State how many lines of the records contain the string "world", and give no other information.

--- begin Rows ---

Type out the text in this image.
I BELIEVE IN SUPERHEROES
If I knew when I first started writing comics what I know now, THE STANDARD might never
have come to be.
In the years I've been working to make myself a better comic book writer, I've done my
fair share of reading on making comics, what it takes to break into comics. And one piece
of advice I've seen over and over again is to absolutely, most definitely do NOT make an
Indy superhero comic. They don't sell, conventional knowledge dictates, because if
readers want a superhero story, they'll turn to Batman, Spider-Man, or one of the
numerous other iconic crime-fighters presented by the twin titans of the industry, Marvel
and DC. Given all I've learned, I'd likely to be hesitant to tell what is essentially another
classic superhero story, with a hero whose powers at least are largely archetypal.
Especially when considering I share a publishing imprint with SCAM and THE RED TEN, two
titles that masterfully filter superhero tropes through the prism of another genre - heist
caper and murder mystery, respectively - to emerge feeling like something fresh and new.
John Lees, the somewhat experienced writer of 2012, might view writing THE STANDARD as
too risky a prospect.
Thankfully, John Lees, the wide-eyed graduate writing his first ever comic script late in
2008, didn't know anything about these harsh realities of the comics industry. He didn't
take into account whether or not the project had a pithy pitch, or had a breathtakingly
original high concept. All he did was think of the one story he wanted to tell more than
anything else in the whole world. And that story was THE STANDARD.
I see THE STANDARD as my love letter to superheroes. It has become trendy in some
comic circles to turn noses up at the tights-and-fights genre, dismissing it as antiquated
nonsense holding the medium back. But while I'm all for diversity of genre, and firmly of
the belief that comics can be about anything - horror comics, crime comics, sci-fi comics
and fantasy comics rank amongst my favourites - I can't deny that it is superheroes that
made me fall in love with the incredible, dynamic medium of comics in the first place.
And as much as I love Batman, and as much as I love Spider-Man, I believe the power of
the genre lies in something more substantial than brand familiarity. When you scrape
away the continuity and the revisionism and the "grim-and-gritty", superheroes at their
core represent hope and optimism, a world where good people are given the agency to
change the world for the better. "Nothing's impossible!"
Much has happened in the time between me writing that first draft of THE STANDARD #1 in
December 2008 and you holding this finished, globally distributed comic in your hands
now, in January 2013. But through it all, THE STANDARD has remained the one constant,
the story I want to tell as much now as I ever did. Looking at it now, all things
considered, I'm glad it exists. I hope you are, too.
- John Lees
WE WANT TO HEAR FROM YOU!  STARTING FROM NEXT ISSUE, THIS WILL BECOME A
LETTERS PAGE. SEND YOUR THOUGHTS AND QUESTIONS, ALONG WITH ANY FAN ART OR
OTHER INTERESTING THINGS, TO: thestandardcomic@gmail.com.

--- end Rows ---

- Completed task: 3